* START *

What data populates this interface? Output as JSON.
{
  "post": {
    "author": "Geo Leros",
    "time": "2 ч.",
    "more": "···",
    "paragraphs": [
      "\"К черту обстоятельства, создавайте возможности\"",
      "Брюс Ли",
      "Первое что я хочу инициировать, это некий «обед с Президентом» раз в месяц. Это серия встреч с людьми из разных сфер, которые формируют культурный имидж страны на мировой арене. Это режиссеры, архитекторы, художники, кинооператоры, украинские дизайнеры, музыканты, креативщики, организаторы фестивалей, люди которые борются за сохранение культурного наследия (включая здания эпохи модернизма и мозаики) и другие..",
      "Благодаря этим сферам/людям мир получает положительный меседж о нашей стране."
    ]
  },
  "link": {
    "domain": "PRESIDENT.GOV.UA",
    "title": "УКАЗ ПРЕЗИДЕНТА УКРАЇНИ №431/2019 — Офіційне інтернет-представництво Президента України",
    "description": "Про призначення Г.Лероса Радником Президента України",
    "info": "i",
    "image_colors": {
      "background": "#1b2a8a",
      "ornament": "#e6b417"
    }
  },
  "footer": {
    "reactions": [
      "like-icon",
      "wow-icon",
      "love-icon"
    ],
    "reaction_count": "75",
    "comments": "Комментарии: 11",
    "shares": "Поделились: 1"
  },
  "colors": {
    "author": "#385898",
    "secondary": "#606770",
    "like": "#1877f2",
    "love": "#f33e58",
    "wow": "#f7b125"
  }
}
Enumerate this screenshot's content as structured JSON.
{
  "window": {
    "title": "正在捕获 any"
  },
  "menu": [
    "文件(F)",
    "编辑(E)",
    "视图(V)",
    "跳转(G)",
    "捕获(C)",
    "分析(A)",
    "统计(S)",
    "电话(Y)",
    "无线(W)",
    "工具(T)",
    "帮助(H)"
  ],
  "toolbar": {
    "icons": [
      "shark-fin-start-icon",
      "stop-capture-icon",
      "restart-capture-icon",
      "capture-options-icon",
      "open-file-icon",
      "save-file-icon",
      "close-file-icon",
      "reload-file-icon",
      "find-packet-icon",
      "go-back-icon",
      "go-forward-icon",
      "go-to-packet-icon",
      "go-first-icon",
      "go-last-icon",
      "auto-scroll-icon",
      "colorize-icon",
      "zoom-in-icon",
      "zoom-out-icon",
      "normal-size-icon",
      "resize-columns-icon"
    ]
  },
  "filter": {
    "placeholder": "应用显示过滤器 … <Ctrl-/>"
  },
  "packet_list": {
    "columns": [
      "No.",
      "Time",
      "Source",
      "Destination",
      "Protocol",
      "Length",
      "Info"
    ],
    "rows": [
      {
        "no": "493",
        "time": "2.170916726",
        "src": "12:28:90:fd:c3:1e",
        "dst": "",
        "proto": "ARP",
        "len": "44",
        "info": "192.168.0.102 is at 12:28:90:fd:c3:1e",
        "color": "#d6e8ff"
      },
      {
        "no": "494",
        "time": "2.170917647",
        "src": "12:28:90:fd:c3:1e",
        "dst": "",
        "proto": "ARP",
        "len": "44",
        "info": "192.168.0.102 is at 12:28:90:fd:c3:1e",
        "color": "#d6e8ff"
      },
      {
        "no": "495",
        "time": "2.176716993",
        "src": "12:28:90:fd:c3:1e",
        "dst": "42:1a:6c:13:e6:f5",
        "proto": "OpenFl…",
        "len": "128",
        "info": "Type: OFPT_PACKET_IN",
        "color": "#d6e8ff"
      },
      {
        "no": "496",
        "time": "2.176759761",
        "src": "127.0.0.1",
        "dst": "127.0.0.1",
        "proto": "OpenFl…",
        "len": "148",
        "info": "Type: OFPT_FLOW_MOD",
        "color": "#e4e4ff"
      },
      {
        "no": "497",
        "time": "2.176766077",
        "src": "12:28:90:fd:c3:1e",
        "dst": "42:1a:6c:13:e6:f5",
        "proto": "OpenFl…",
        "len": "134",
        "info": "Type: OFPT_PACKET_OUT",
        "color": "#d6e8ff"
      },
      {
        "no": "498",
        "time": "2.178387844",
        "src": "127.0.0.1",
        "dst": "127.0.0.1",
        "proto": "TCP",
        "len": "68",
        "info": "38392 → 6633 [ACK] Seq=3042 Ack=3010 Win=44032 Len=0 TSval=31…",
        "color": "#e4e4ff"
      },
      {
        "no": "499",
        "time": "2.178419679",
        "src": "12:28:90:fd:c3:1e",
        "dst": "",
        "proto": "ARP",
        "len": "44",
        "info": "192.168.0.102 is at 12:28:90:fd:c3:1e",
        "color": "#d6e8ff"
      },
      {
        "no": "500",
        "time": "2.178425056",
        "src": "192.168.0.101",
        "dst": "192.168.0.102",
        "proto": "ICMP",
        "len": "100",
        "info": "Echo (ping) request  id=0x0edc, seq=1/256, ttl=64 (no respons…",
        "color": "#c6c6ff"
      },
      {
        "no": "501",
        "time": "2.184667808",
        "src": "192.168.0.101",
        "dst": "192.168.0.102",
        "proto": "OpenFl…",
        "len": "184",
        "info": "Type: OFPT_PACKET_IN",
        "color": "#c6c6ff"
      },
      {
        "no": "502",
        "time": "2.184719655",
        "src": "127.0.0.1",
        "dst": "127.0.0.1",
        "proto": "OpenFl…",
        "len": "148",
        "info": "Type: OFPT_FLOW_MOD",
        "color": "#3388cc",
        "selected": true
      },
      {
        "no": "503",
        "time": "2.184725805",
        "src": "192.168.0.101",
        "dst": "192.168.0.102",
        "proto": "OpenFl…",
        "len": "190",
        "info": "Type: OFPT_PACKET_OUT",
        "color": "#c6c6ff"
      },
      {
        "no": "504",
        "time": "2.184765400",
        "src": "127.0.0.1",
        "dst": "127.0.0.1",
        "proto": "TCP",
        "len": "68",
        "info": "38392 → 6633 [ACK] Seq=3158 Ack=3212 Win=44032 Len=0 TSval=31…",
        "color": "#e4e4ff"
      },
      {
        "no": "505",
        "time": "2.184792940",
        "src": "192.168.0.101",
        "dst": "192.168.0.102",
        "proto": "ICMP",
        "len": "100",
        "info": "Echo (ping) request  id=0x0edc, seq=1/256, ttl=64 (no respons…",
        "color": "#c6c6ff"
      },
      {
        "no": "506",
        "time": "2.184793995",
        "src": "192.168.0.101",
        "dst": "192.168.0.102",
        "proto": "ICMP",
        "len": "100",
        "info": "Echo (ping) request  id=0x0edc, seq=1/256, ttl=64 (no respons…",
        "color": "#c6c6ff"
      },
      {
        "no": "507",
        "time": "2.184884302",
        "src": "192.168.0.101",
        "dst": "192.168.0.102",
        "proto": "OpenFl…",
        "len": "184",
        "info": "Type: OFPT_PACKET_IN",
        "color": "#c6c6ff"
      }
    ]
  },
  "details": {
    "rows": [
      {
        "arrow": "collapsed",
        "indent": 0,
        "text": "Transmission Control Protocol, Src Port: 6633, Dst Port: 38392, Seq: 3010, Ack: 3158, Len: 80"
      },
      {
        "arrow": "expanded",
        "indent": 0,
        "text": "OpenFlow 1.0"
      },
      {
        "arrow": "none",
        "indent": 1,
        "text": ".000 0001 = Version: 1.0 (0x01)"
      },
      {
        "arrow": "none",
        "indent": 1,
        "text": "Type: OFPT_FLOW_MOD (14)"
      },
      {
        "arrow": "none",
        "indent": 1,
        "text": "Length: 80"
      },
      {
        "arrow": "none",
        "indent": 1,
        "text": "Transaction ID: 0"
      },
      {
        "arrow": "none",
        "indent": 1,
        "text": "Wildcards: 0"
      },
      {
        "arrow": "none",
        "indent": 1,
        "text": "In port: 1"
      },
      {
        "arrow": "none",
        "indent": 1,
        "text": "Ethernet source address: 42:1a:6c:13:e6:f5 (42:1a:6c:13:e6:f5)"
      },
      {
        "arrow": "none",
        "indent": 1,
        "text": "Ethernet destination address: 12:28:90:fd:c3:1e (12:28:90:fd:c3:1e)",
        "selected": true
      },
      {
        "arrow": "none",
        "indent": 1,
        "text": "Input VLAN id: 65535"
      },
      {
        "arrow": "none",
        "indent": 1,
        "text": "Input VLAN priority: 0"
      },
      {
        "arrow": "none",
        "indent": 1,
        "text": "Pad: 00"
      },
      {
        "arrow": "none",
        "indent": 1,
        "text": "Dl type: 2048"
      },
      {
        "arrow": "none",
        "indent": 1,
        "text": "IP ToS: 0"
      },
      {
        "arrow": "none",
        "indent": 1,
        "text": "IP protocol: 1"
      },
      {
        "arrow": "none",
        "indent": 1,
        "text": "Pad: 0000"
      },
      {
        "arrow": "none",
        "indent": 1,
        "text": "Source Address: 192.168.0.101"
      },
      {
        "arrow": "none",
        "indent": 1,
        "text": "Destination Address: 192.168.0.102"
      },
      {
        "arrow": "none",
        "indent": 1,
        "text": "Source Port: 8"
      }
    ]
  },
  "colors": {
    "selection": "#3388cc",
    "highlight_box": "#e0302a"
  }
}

* END *

-- Set problem --
State how many lines of the listing include the word "JSON". Reply with the number alone.

-- Task solution --
2